WRITTEN PROBLEM: Set down the records once more, please, exactly and with the pictures left out.

PROVIDED ENTRIES:
::::::
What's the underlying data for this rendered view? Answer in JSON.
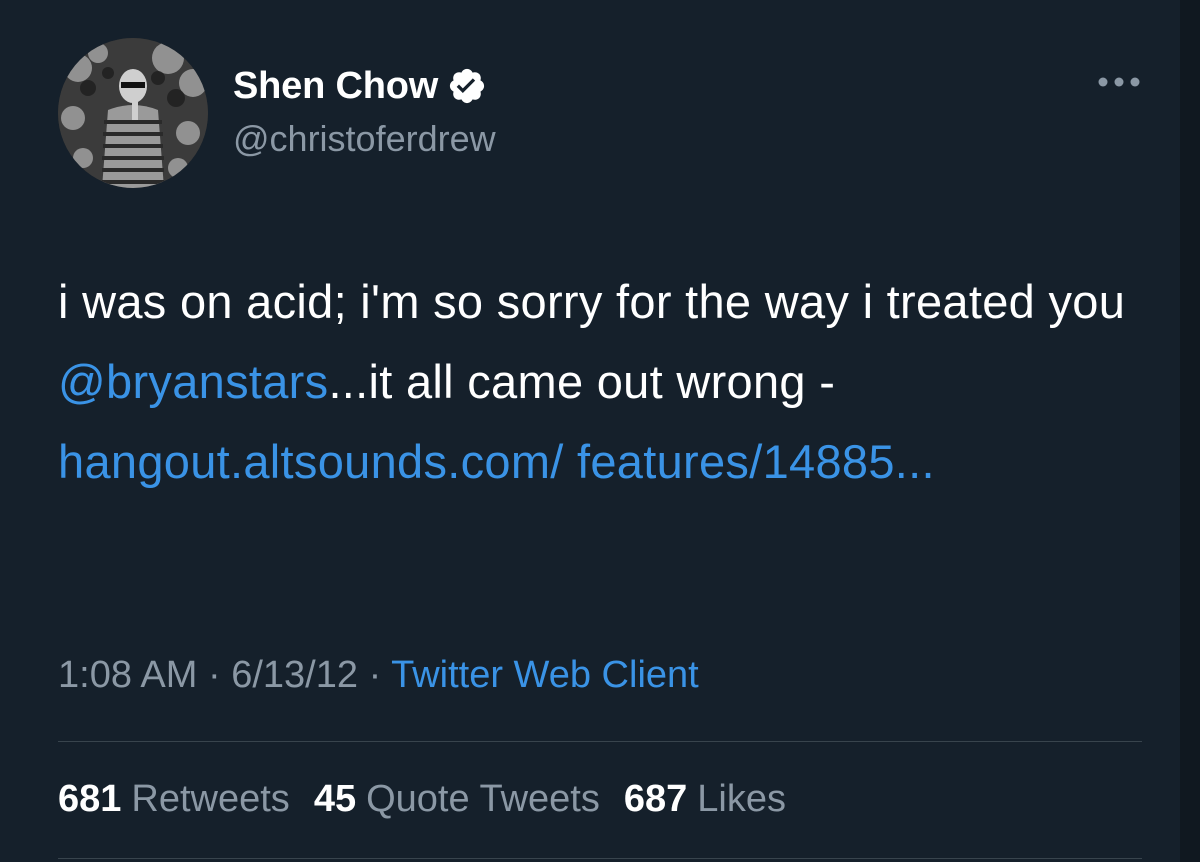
{
  "author": {
    "display_name": "Shen Chow",
    "handle": "@christoferdrew",
    "verified": true
  },
  "tweet": {
    "text_segments": {
      "s1": "i was on acid; i'm so sorry for the way i treated you ",
      "mention": "@bryanstars",
      "s2": "...it all came out wrong - ",
      "link": "hangout.altsounds.com/ features/14885..."
    },
    "time": "1:08 AM",
    "date": "6/13/12",
    "separator": "·",
    "source": "Twitter Web Client"
  },
  "stats": {
    "retweets": {
      "count": "681",
      "label": "Retweets"
    },
    "quotes": {
      "count": "45",
      "label": "Quote Tweets"
    },
    "likes": {
      "count": "687",
      "label": "Likes"
    }
  },
  "icons": {
    "verified": "verified-badge-icon",
    "more": "more-options-icon"
  },
  "colors": {
    "background": "#15202b",
    "link": "#3a93e6",
    "secondary_text": "#8b98a5",
    "primary_text": "#ffffff"
  }
}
::::::
RESULT OF THIS EXERCISE:
What's the underlying data for this rendered view? Answer in JSON.
{
  "author": {
    "display_name": "Shen Chow",
    "handle": "@christoferdrew",
    "verified": true
  },
  "tweet": {
    "text_segments": {
      "s1": "i was on acid; i'm so sorry for the way i treated you ",
      "mention": "@bryanstars",
      "s2": "...it all came out wrong - ",
      "link": "hangout.altsounds.com/ features/14885..."
    },
    "time": "1:08 AM",
    "date": "6/13/12",
    "separator": "·",
    "source": "Twitter Web Client"
  },
  "stats": {
    "retweets": {
      "count": "681",
      "label": "Retweets"
    },
    "quotes": {
      "count": "45",
      "label": "Quote Tweets"
    },
    "likes": {
      "count": "687",
      "label": "Likes"
    }
  },
  "icons": {
    "verified": "verified-badge-icon",
    "more": "more-options-icon"
  },
  "colors": {
    "background": "#15202b",
    "link": "#3a93e6",
    "secondary_text": "#8b98a5",
    "primary_text": "#ffffff"
  }
}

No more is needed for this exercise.